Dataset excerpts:

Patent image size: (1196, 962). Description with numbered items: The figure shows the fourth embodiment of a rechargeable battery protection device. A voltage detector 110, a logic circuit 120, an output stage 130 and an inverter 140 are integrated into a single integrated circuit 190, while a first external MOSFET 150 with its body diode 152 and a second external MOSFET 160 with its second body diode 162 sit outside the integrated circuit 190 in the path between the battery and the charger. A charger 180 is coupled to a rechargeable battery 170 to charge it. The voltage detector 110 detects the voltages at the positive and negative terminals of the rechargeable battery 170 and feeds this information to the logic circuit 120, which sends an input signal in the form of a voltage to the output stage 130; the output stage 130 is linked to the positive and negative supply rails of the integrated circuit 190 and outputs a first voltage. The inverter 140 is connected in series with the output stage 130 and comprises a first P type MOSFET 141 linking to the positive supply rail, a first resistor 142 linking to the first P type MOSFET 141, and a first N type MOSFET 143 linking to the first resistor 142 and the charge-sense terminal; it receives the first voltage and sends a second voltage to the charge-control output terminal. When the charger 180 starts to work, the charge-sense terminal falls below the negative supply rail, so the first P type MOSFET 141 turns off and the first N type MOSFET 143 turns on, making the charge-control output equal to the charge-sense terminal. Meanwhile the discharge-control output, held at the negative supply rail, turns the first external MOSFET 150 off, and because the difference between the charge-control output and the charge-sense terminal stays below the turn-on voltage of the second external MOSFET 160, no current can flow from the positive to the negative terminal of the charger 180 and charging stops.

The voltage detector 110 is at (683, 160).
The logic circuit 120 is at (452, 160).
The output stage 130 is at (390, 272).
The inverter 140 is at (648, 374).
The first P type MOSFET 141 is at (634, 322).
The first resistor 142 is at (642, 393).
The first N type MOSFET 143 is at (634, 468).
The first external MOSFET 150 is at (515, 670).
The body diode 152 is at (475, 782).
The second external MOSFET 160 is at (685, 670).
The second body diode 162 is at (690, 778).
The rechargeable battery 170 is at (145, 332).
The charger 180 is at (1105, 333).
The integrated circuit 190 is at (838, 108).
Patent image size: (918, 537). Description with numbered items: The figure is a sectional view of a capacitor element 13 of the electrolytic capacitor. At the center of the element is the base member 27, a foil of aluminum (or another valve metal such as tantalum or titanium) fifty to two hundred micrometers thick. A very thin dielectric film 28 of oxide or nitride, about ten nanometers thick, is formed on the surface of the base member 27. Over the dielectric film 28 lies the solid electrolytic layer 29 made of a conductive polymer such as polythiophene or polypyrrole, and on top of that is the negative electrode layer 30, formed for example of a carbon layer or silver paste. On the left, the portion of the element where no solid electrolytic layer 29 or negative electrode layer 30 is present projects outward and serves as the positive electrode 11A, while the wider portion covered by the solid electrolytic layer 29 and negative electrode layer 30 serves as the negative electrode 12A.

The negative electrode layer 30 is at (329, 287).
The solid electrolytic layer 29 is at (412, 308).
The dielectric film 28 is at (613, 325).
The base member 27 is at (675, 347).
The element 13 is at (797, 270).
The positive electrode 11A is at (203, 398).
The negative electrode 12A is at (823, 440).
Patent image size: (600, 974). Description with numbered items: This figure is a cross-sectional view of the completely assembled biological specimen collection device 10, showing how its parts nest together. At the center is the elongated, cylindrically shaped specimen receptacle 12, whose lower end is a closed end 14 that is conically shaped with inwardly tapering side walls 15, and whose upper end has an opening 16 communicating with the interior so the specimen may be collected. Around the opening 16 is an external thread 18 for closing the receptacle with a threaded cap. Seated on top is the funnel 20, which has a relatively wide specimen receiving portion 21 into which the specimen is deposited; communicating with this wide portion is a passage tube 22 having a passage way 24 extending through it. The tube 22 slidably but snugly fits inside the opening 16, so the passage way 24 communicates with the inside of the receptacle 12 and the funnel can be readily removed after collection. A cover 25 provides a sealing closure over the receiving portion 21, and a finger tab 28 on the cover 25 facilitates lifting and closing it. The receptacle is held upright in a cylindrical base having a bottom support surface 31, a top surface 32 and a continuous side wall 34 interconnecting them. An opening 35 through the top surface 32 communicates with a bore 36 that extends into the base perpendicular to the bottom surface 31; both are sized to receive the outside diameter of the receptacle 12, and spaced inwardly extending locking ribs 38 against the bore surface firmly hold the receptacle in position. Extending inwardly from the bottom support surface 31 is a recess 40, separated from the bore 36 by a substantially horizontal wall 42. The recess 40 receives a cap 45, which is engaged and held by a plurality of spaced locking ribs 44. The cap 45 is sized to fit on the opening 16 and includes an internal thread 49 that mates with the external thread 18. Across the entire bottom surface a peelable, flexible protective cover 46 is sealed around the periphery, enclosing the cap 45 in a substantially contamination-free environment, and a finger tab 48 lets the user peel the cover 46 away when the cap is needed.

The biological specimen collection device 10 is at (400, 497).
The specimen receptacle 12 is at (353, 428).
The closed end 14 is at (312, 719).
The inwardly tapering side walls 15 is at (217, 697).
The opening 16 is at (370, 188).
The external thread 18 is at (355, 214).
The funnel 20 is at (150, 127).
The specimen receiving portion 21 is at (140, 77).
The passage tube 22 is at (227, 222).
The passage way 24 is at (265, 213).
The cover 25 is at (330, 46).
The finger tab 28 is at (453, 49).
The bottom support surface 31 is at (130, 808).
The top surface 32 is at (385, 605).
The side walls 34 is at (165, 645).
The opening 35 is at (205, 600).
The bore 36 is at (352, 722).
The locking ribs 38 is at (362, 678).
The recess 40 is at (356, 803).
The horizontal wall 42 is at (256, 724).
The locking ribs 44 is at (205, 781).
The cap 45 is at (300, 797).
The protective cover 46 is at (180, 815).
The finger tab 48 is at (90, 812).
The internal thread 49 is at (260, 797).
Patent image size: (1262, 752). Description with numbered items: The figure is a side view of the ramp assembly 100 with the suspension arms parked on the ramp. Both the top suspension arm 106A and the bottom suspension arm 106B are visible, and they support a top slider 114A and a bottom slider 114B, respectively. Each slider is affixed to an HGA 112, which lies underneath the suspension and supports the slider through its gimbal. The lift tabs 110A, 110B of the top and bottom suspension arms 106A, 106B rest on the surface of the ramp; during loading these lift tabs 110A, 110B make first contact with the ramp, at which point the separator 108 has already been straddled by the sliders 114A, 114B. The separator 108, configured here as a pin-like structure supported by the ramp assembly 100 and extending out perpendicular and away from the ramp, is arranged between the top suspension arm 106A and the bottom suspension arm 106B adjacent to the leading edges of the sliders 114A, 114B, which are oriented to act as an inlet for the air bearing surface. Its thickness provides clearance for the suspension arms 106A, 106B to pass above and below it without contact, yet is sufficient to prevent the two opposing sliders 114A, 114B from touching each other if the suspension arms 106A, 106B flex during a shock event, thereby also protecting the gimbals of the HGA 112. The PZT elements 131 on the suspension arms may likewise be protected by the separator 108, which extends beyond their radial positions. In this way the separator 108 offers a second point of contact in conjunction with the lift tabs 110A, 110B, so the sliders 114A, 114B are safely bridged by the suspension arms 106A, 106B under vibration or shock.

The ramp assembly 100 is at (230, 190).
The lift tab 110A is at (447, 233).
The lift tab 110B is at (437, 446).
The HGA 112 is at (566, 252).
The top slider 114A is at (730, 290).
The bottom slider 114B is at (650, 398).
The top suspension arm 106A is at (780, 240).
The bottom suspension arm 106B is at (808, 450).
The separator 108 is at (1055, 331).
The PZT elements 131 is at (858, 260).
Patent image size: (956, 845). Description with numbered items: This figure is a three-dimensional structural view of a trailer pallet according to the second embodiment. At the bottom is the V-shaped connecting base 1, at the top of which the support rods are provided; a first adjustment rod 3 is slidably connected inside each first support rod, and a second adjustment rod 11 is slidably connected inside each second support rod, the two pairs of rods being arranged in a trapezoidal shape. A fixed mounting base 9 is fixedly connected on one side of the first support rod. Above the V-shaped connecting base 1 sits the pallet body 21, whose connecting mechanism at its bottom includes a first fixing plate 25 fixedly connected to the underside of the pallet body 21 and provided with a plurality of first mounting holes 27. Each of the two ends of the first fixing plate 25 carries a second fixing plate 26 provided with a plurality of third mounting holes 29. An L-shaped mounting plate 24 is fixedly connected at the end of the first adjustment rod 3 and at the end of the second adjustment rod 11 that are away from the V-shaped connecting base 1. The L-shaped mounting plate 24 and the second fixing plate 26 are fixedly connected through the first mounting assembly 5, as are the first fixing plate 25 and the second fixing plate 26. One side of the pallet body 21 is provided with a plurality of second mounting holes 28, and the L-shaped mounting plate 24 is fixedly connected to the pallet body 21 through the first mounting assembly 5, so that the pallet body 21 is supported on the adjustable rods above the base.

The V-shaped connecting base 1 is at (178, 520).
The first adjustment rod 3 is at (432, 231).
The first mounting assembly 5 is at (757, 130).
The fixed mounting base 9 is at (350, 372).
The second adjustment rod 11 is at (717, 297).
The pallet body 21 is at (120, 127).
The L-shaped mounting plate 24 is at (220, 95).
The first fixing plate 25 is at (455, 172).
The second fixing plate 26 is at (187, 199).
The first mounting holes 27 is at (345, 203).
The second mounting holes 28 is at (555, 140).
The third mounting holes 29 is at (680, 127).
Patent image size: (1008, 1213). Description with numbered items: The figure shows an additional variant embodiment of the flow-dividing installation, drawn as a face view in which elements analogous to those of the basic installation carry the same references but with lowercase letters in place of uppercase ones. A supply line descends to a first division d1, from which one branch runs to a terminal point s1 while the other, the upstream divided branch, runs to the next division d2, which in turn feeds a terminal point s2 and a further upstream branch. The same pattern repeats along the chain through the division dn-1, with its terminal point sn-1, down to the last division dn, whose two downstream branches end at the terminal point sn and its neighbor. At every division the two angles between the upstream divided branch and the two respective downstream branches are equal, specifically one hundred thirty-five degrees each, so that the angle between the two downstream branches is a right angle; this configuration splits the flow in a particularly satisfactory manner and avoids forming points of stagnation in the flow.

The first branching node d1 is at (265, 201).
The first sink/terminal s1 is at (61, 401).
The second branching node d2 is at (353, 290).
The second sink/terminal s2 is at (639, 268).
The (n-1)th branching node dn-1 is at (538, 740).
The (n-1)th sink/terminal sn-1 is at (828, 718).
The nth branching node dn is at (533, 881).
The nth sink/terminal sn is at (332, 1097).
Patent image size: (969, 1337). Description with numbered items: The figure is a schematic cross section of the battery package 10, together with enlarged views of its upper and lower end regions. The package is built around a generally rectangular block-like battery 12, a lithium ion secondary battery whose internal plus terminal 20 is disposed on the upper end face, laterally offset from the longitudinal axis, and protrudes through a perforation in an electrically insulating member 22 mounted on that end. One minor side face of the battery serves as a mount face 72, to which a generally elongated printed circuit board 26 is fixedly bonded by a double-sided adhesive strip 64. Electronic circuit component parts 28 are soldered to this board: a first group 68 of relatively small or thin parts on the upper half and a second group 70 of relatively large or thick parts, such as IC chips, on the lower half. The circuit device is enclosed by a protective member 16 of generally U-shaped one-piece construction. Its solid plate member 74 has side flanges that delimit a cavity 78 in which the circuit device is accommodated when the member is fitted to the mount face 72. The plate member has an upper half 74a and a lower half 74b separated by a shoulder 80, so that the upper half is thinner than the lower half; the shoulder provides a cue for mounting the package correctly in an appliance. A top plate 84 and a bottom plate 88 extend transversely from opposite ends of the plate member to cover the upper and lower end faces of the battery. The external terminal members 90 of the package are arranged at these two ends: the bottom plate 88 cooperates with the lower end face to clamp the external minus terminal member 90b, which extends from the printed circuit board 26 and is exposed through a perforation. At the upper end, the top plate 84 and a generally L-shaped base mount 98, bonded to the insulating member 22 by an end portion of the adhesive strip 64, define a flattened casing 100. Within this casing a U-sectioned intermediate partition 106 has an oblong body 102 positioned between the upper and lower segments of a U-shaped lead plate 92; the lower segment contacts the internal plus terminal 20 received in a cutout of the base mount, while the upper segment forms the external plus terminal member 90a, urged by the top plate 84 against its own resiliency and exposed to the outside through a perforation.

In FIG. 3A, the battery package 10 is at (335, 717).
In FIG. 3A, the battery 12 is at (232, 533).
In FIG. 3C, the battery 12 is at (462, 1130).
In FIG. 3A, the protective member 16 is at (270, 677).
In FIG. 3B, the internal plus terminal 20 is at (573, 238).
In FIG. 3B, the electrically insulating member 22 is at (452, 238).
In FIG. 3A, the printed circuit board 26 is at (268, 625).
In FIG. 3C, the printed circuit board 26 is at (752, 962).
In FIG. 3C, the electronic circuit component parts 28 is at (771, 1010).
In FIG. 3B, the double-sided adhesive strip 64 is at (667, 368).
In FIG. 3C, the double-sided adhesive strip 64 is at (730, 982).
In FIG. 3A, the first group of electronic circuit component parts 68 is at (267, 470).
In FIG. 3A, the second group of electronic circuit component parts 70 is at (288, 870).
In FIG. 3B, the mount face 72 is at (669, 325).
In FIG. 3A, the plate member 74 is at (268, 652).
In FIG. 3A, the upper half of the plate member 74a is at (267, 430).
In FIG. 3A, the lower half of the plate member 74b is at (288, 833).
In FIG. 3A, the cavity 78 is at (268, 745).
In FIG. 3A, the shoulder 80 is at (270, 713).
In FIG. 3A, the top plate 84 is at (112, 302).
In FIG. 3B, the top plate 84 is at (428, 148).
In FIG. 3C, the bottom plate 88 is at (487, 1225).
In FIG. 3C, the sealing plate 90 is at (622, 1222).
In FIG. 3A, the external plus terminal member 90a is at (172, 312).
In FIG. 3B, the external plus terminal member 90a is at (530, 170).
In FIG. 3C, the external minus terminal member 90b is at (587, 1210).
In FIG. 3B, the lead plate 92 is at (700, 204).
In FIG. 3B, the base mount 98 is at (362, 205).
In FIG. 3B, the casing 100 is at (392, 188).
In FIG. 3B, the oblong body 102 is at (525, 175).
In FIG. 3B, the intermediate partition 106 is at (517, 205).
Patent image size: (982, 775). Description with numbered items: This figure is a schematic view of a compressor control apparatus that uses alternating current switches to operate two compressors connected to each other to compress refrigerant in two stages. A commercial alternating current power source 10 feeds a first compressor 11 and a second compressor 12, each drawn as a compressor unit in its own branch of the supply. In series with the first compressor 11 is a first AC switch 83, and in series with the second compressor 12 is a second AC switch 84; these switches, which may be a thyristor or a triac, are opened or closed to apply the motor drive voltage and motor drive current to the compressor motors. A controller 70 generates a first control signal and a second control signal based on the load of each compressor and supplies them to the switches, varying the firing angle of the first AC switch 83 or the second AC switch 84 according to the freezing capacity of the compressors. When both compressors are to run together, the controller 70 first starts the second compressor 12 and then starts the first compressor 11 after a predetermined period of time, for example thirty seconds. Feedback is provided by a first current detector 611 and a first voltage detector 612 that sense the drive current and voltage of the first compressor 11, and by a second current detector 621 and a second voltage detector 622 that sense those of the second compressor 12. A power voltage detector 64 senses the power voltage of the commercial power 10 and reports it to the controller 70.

Short task
Convert the stretch of lines from the one containing "Patent image size: (1008, 1213)." through the one containing "The nth sink/terminal sn is at (332, 1097)." into a Markdown table with the columns No. and Line, numbering each row and leaving out blank lines.

Correct answer
| No. | Line |
|---|---|
| 1 | Patent image size: (1008, 1213). Description with numbered items: The figure shows an additional variant embodiment of the flow-dividing installation, drawn as a face view in which elements analogous to those of the basic installation carry the same references but with lowercase letters in place of uppercase ones. A supply line descends to a first division d1, from which one branch runs to a terminal point s1 while the other, the upstream divided branch, runs to the next division d2, which in turn feeds a terminal point s2 and a further upstream branch. The same pattern repeats along the chain through the division dn-1, with its terminal point sn-1, down to the last division dn, whose two downstream branches end at the terminal point sn and its neighbor. At every division the two angles between the upstream divided branch and the two respective downstream branches are equal, specifically one hundred thirty-five degrees each, so that the angle between the two downstream branches is a right angle; this configuration splits the flow in a particularly satisfactory manner and avoids forming points of stagnation in the flow. |
| 2 | The first branching node d1 is at (265, 201). |
| 3 | The first sink/terminal s1 is at (61, 401). |
| 4 | The second branching node d2 is at (353, 290). |
| 5 | The second sink/terminal s2 is at (639, 268). |
| 6 | The (n-1)th branching node dn-1 is at (538, 740). |
| 7 | The (n-1)th sink/terminal sn-1 is at (828, 718). |
| 8 | The nth branching node dn is at (533, 881). |
| 9 | The nth sink/terminal sn is at (332, 1097). |